To be done |
The listing below is to be output in its exact form.

Listed records |
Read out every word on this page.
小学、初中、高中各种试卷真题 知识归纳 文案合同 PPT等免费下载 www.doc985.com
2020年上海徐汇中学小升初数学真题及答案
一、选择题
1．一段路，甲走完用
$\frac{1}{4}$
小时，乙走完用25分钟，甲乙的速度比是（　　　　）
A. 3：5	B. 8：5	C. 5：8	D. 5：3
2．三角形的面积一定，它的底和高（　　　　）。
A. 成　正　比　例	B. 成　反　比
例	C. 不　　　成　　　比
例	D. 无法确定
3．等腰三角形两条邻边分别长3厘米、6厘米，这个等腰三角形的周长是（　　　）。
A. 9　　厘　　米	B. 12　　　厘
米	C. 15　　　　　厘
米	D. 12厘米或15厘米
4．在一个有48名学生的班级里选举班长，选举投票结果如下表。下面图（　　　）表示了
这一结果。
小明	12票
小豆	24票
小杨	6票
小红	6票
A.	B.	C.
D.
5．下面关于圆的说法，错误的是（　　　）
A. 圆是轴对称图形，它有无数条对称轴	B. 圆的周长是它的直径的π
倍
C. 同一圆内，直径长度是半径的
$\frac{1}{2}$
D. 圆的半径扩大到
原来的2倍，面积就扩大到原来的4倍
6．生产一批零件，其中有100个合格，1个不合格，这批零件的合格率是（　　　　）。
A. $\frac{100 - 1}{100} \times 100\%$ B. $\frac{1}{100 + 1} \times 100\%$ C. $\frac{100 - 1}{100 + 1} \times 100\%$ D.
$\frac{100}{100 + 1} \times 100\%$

Answer to this task |
Read out every word on this page.
小学、初中、高中各种试卷真题 知识归纳 文案合同 PPT等免费下载 www.doc985.com
2020年上海徐汇中学小升初数学真题及答案
一、选择题
1．一段路，甲走完用
$\frac{1}{4}$
小时，乙走完用25分钟，甲乙的速度比是（　　　　）
A. 3：5	B. 8：5	C. 5：8	D. 5：3
2．三角形的面积一定，它的底和高（　　　　）。
A. 成　正　比　例	B. 成　反　比
例	C. 不　　　成　　　比
例	D. 无法确定
3．等腰三角形两条邻边分别长3厘米、6厘米，这个等腰三角形的周长是（　　　）。
A. 9　　厘　　米	B. 12　　　厘
米	C. 15　　　　　厘
米	D. 12厘米或15厘米
4．在一个有48名学生的班级里选举班长，选举投票结果如下表。下面图（　　　）表示了
这一结果。
小明	12票
小豆	24票
小杨	6票
小红	6票
A.	B.	C.
D.
5．下面关于圆的说法，错误的是（　　　）
A. 圆是轴对称图形，它有无数条对称轴	B. 圆的周长是它的直径的π
倍
C. 同一圆内，直径长度是半径的
$\frac{1}{2}$
D. 圆的半径扩大到
原来的2倍，面积就扩大到原来的4倍
6．生产一批零件，其中有100个合格，1个不合格，这批零件的合格率是（　　　　）。
A. $\frac{100 - 1}{100} \times 100\%$ B. $\frac{1}{100 + 1} \times 100\%$ C. $\frac{100 - 1}{100 + 1} \times 100\%$ D.
$\frac{100}{100 + 1} \times 100\%$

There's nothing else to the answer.